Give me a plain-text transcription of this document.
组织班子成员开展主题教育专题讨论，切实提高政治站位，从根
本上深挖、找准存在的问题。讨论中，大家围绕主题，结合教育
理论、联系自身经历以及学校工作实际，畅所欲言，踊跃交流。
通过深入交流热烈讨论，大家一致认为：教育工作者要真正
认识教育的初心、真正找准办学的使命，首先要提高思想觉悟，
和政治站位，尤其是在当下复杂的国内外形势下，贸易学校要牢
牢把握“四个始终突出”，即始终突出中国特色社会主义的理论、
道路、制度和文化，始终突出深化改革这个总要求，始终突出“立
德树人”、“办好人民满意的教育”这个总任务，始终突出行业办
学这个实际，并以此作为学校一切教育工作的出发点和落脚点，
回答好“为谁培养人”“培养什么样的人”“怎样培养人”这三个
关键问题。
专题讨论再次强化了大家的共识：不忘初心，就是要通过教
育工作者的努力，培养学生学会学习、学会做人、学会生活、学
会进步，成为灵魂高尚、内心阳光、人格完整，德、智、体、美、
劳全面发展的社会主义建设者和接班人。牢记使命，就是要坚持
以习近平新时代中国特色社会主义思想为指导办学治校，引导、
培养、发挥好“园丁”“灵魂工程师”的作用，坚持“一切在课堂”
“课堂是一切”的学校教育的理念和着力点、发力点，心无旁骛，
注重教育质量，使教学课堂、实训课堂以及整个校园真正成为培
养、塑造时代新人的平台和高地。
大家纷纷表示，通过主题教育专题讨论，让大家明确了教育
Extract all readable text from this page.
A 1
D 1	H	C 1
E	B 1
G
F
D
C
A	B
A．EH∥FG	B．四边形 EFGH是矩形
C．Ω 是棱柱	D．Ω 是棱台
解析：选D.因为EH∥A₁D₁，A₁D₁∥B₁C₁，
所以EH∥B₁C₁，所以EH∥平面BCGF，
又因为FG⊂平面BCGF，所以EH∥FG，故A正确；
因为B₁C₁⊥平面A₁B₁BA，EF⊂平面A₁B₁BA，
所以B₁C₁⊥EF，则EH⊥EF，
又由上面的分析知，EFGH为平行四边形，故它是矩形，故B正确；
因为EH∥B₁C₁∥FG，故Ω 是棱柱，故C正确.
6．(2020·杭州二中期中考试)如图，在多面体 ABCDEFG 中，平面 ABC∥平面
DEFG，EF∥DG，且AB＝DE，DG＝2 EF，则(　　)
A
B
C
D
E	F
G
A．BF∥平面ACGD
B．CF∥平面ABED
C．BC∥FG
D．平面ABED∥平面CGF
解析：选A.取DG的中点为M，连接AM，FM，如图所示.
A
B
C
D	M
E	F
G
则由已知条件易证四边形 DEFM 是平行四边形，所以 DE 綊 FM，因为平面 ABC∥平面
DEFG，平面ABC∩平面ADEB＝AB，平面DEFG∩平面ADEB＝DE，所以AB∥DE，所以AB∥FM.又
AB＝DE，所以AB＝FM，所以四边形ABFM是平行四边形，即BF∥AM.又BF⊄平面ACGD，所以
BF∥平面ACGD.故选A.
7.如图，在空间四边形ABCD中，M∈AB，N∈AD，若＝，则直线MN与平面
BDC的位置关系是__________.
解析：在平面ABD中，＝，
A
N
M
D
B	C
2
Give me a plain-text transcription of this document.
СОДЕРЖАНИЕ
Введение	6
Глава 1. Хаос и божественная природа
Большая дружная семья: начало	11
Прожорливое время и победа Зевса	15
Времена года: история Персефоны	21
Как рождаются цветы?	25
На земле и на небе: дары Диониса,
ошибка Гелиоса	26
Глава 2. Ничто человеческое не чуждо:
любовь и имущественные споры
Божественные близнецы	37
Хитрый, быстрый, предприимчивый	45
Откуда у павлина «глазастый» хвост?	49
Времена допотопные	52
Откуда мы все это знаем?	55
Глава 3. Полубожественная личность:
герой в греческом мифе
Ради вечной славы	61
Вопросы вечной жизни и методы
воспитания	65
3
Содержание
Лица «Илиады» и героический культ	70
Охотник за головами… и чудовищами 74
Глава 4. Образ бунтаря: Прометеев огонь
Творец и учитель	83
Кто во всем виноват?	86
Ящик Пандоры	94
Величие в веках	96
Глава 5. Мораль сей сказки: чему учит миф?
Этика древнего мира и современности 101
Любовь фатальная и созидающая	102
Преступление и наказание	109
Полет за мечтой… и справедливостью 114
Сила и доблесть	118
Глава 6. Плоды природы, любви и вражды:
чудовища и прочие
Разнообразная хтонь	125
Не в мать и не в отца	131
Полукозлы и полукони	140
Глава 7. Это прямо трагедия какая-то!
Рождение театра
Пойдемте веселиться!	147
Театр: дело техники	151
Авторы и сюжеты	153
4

****************

## EXERCISE DETAILS
Wherever the string "Глава" appears in the entries above, list that line.

## WRITTEN ANSWER
Глава 1. Хаос и божественная природа
Глава 2. Ничто человеческое не чуждо:
Глава 3. Полубожественная личность:
Глава 4. Образ бунтаря: Прометеев огонь
Глава 5. Мораль сей сказки: чему учит миф?
Глава 6. Плоды природы, любви и вражды:
Глава 7. Это прямо трагедия какая-то!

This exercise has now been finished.